**Goal of the exercise**.
The records below must be duplicated exactly, character for character.

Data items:
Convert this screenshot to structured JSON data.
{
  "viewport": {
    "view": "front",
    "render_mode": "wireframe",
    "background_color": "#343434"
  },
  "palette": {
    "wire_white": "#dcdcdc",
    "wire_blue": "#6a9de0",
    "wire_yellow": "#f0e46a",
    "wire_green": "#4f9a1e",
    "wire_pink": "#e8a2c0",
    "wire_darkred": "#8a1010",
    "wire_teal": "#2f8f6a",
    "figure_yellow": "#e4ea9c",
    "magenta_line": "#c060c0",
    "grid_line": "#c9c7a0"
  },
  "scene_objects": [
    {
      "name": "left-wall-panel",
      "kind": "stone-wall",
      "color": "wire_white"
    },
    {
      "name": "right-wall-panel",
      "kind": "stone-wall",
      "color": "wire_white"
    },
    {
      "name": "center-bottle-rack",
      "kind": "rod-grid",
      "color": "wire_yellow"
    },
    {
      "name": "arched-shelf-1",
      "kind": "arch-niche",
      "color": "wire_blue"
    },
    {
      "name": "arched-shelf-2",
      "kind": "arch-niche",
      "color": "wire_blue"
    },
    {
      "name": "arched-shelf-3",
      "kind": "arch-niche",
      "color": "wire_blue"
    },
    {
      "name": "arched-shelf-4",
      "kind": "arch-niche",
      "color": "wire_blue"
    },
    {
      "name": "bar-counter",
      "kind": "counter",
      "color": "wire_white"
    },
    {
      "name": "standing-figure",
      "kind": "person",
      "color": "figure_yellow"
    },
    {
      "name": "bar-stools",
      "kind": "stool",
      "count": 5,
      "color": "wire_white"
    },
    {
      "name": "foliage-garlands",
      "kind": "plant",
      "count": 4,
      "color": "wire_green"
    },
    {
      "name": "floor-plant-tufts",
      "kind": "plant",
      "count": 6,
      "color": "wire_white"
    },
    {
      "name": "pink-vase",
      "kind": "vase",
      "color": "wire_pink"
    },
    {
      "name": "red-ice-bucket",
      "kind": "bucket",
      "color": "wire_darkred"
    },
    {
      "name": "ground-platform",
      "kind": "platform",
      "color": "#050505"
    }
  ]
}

**Answer to this task**.
Convert this screenshot to structured JSON data.
{
  "viewport": {
    "view": "front",
    "render_mode": "wireframe",
    "background_color": "#343434"
  },
  "palette": {
    "wire_white": "#dcdcdc",
    "wire_blue": "#6a9de0",
    "wire_yellow": "#f0e46a",
    "wire_green": "#4f9a1e",
    "wire_pink": "#e8a2c0",
    "wire_darkred": "#8a1010",
    "wire_teal": "#2f8f6a",
    "figure_yellow": "#e4ea9c",
    "magenta_line": "#c060c0",
    "grid_line": "#c9c7a0"
  },
  "scene_objects": [
    {
      "name": "left-wall-panel",
      "kind": "stone-wall",
      "color": "wire_white"
    },
    {
      "name": "right-wall-panel",
      "kind": "stone-wall",
      "color": "wire_white"
    },
    {
      "name": "center-bottle-rack",
      "kind": "rod-grid",
      "color": "wire_yellow"
    },
    {
      "name": "arched-shelf-1",
      "kind": "arch-niche",
      "color": "wire_blue"
    },
    {
      "name": "arched-shelf-2",
      "kind": "arch-niche",
      "color": "wire_blue"
    },
    {
      "name": "arched-shelf-3",
      "kind": "arch-niche",
      "color": "wire_blue"
    },
    {
      "name": "arched-shelf-4",
      "kind": "arch-niche",
      "color": "wire_blue"
    },
    {
      "name": "bar-counter",
      "kind": "counter",
      "color": "wire_white"
    },
    {
      "name": "standing-figure",
      "kind": "person",
      "color": "figure_yellow"
    },
    {
      "name": "bar-stools",
      "kind": "stool",
      "count": 5,
      "color": "wire_white"
    },
    {
      "name": "foliage-garlands",
      "kind": "plant",
      "count": 4,
      "color": "wire_green"
    },
    {
      "name": "floor-plant-tufts",
      "kind": "plant",
      "count": 6,
      "color": "wire_white"
    },
    {
      "name": "pink-vase",
      "kind": "vase",
      "color": "wire_pink"
    },
    {
      "name": "red-ice-bucket",
      "kind": "bucket",
      "color": "wire_darkred"
    },
    {
      "name": "ground-platform",
      "kind": "platform",
      "color": "#050505"
    }
  ]
}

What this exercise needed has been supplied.